- [Rows from a figure dataset]
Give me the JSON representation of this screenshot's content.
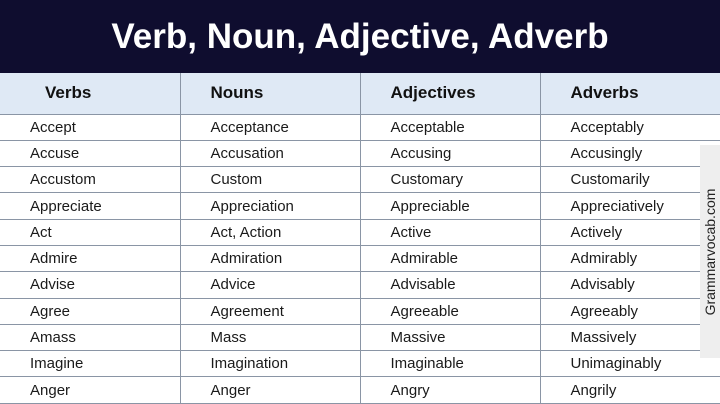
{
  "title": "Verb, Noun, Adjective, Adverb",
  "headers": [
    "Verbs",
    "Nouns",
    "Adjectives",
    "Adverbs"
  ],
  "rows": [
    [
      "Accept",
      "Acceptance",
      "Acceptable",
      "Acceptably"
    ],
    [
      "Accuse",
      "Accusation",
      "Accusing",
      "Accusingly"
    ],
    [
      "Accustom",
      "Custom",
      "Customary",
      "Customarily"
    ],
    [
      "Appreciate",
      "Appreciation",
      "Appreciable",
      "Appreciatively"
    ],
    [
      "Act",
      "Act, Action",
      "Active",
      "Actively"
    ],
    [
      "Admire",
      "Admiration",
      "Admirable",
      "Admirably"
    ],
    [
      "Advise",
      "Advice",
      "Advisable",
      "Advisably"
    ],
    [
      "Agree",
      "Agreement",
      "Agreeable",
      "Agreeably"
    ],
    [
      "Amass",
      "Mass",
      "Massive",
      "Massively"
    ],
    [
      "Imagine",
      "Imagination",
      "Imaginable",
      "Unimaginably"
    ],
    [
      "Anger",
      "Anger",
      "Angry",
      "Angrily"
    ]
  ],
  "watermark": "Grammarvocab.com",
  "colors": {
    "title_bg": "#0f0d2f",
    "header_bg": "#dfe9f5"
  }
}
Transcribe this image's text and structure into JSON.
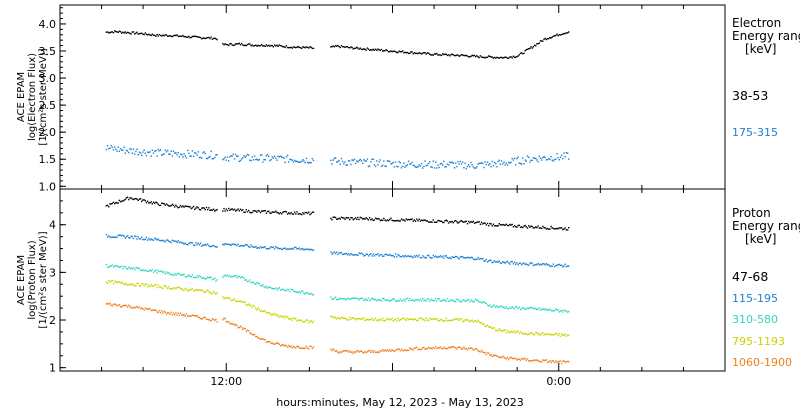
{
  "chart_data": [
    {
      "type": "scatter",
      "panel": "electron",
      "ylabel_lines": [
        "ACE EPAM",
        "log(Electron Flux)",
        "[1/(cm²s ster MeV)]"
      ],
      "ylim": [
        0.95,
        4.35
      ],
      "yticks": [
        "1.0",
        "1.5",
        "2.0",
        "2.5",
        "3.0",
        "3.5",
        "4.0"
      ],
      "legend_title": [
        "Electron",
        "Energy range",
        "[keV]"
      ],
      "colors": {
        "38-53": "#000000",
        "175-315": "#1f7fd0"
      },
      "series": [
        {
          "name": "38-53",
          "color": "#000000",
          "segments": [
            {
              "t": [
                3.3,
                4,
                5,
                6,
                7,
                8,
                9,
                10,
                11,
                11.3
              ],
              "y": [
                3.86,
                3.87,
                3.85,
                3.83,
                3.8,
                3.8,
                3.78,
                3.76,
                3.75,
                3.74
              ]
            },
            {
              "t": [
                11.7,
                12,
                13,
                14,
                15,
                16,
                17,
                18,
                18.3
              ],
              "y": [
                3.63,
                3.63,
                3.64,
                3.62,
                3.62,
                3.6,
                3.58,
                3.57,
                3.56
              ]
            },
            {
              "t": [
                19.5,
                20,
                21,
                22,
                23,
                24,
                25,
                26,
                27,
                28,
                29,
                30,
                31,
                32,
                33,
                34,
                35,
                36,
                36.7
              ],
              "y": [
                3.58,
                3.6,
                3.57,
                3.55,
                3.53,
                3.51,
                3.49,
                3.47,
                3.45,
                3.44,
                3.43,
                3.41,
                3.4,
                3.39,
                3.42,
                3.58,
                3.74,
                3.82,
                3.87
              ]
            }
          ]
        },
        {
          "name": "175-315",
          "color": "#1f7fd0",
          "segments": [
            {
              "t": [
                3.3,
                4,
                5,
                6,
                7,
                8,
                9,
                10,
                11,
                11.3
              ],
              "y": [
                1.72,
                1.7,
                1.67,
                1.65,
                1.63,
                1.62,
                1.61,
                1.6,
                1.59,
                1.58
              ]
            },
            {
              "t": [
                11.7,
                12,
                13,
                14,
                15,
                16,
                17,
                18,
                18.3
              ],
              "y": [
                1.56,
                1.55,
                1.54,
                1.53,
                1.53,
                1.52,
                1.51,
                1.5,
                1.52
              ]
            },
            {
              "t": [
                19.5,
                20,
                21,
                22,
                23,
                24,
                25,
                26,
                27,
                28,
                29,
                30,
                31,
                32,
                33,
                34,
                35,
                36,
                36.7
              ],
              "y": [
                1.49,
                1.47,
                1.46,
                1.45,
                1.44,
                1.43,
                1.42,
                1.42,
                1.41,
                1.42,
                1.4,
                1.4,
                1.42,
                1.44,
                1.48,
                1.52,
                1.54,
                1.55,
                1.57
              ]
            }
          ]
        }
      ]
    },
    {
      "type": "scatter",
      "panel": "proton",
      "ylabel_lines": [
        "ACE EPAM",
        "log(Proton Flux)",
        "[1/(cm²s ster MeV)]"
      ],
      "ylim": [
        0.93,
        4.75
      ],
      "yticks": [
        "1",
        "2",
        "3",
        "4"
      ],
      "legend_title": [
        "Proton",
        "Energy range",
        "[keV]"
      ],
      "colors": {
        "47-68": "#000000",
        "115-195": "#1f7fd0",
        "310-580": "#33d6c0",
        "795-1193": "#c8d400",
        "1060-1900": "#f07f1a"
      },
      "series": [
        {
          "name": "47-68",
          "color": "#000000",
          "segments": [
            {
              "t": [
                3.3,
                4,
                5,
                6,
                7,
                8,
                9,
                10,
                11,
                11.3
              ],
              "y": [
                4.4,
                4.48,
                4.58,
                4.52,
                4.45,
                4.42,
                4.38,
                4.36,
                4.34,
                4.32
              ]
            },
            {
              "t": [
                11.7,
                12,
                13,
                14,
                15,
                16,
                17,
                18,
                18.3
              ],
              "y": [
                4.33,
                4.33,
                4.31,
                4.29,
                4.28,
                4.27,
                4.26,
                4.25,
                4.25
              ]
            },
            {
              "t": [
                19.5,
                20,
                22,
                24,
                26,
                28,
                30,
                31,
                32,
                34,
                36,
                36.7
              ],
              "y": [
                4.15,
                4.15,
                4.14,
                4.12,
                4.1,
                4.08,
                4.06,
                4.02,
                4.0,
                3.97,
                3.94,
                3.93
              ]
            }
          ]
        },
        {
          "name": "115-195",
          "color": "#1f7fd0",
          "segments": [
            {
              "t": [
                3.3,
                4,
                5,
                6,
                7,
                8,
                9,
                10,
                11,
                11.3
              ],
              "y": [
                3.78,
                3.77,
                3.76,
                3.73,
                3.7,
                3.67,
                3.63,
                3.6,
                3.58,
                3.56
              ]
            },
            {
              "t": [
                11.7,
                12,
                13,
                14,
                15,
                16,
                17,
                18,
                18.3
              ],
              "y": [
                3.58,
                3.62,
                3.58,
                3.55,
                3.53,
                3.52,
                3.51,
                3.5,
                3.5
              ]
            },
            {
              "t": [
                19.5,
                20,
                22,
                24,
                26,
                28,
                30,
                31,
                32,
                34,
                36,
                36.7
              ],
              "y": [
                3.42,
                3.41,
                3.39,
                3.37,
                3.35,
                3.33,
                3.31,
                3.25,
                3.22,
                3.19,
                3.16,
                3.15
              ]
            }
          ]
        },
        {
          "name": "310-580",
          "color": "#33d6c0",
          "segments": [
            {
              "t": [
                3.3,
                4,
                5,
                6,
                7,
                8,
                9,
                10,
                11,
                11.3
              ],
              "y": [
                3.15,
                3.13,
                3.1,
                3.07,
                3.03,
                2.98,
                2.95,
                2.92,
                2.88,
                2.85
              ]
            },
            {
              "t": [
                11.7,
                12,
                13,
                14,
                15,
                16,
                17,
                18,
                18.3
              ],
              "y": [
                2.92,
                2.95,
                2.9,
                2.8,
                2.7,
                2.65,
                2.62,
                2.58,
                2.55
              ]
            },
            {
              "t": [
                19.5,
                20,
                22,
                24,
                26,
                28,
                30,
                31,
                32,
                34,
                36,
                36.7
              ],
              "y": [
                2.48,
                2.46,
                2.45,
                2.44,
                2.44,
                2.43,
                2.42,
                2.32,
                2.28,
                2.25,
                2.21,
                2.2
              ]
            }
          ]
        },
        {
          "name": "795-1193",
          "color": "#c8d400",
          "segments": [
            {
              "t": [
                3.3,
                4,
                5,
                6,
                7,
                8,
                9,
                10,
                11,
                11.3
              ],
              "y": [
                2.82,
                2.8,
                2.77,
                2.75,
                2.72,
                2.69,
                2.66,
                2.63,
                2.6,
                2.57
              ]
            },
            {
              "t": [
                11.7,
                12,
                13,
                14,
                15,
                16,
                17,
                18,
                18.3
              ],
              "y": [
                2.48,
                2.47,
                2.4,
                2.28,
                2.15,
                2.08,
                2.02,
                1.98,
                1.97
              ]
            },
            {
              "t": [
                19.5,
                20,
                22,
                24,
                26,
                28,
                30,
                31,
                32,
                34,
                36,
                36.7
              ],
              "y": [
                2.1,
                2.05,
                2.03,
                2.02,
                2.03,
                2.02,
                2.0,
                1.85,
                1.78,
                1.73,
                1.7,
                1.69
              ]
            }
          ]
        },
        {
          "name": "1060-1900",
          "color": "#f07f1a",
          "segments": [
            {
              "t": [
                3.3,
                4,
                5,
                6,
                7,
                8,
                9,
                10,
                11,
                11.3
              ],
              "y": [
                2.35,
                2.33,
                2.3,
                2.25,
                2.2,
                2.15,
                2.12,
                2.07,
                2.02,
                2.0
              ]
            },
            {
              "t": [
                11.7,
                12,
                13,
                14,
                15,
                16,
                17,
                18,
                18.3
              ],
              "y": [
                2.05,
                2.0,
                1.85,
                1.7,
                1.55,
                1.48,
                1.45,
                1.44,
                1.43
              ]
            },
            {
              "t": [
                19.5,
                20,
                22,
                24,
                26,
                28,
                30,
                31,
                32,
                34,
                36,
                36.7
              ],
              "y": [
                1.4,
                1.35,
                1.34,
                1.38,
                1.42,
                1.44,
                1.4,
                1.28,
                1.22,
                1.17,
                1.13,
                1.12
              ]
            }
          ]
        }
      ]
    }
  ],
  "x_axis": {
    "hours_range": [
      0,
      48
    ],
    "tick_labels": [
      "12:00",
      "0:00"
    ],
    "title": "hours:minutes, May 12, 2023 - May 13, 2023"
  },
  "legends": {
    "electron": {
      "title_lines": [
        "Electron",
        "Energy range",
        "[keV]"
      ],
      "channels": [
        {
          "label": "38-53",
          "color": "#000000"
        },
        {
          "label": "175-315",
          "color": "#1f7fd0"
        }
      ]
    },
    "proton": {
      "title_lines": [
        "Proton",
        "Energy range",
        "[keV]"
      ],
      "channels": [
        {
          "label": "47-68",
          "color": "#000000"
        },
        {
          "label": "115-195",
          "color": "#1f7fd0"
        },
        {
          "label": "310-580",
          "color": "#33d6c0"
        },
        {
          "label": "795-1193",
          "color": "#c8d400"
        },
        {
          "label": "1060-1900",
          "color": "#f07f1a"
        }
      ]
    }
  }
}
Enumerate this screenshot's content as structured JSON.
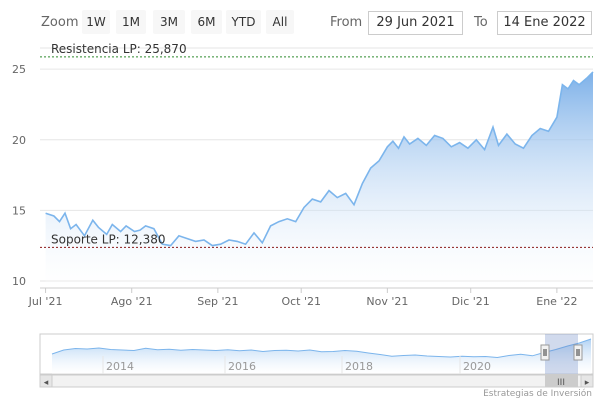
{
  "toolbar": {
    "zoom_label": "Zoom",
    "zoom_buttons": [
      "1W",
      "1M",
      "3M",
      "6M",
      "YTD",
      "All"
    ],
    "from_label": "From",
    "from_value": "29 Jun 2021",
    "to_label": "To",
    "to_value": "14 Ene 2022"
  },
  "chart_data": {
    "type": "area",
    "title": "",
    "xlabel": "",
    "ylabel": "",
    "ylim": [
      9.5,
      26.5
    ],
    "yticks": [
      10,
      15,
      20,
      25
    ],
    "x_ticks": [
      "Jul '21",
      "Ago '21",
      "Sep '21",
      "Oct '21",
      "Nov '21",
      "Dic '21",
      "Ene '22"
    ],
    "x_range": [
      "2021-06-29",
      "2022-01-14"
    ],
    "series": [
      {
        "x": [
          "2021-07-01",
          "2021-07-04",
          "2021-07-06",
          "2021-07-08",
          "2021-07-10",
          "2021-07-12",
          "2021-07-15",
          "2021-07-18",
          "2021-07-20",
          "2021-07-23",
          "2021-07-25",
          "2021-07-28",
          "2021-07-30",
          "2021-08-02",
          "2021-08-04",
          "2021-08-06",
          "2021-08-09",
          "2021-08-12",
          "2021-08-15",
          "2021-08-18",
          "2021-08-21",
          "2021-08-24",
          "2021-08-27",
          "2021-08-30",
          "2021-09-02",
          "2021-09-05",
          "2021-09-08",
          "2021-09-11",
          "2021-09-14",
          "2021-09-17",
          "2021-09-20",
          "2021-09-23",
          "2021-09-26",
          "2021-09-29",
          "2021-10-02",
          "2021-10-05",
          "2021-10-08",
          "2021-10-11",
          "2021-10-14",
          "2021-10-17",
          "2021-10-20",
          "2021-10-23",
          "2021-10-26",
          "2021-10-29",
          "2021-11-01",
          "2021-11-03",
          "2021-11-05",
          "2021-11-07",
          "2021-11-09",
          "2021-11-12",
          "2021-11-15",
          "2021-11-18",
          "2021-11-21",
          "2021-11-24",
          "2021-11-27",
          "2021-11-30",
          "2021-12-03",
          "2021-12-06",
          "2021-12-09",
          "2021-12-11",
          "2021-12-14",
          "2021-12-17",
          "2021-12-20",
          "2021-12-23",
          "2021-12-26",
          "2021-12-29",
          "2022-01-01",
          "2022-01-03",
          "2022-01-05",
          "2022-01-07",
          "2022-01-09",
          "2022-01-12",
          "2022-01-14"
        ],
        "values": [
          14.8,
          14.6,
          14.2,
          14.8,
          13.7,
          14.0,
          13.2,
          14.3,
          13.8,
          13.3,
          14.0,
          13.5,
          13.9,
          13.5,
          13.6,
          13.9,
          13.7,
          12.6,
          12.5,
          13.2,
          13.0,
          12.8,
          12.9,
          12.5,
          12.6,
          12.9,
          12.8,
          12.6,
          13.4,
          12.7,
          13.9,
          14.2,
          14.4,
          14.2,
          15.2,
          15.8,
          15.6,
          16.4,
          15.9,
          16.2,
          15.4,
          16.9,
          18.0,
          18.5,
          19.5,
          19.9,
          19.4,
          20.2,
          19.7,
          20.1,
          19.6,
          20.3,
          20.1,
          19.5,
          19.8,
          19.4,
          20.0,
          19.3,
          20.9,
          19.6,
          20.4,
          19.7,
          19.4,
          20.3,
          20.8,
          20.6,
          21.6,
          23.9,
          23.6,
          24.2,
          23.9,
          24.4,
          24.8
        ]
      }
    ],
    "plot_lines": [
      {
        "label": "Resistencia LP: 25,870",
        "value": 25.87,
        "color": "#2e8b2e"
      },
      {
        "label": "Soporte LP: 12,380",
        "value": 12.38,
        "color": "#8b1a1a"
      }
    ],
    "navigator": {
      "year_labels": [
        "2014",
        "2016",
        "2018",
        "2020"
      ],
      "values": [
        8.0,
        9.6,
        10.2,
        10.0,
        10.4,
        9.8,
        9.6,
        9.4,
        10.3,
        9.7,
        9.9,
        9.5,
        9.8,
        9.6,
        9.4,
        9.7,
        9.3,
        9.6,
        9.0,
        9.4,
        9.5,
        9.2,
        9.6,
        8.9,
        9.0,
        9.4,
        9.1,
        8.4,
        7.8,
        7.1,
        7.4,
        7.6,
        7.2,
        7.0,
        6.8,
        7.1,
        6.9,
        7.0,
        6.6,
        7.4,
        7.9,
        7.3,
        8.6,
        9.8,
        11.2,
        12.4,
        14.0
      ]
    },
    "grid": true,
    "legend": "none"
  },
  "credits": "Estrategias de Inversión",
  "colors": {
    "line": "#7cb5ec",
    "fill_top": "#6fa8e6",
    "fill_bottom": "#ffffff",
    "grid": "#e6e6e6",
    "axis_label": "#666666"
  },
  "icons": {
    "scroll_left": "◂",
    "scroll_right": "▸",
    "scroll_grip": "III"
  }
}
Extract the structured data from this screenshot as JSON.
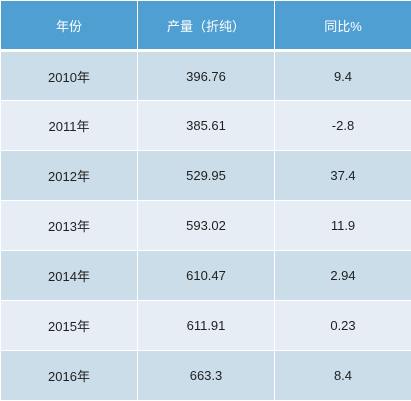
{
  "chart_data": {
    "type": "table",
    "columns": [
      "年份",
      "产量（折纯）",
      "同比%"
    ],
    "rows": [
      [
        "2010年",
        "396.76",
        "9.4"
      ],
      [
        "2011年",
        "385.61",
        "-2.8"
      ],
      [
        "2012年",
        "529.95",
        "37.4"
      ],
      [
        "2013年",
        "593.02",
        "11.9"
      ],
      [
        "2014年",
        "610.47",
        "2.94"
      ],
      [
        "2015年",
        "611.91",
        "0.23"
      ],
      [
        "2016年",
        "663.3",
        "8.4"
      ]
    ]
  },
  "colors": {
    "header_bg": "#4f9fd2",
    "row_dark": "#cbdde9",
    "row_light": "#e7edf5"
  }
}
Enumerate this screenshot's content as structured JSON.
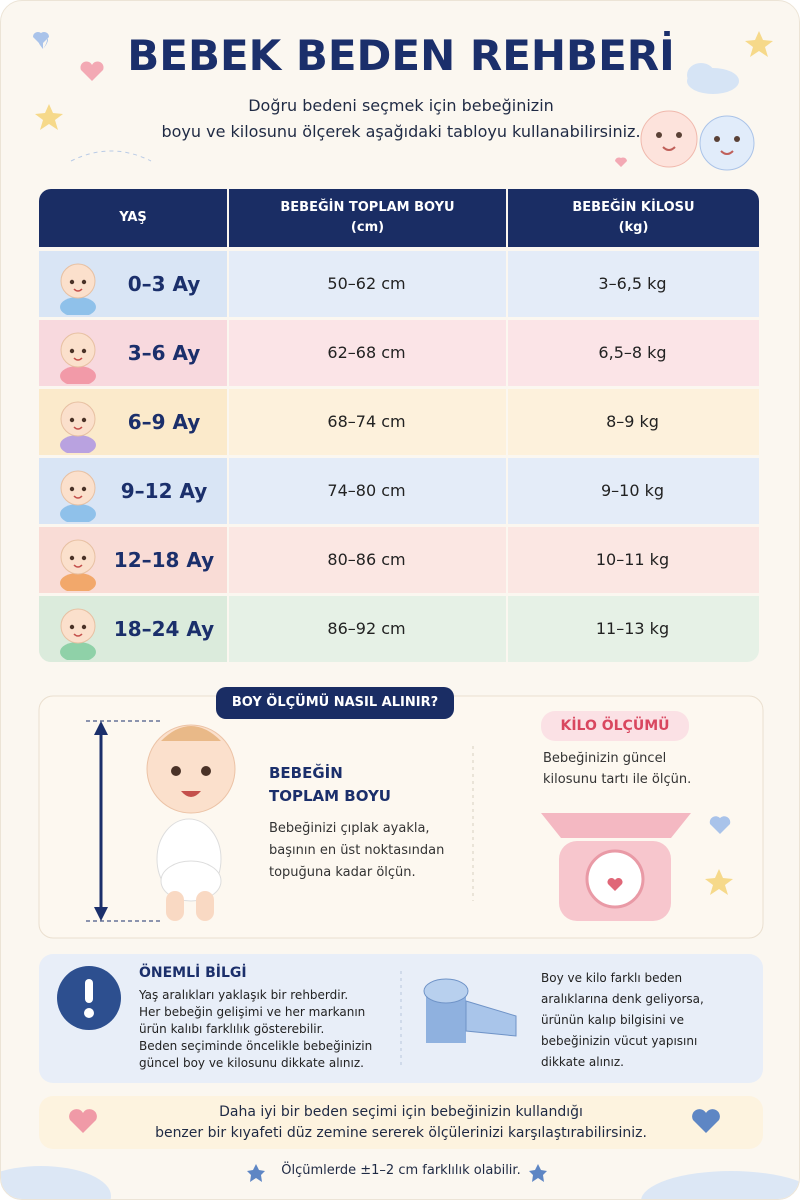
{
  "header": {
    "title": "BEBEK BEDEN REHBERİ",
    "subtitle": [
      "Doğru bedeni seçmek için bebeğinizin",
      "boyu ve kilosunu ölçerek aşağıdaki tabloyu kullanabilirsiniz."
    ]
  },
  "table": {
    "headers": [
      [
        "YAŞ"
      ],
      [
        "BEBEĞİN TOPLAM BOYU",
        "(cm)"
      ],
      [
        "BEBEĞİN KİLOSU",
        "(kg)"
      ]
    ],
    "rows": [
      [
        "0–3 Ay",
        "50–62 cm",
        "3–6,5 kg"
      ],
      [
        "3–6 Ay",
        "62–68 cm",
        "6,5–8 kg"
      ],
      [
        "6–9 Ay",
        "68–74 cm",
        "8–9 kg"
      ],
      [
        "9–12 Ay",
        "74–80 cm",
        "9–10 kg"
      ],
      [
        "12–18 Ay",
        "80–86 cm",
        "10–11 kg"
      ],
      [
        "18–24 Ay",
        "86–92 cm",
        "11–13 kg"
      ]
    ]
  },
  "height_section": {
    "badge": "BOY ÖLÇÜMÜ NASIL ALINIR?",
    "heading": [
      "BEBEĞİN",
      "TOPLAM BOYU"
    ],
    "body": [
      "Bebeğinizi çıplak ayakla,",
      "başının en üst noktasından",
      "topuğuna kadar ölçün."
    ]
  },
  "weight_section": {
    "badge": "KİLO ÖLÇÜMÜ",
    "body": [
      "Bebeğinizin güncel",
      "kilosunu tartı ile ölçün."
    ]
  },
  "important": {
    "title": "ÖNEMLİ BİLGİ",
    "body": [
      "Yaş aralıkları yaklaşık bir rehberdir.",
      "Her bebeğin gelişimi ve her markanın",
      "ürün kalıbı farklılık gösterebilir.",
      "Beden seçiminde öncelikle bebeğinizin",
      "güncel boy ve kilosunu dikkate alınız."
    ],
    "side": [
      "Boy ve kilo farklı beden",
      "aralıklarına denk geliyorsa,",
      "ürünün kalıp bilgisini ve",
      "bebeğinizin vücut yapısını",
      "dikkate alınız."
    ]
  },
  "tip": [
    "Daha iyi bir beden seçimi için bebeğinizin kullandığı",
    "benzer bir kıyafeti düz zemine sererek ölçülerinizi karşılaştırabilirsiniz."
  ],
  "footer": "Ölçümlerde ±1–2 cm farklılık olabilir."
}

- [PROBLEM STATEMENT] Return only the number of lines in the entries that contain the string "ÖLÇÜMÜ".

- [EXERCISE RESPONSE] 2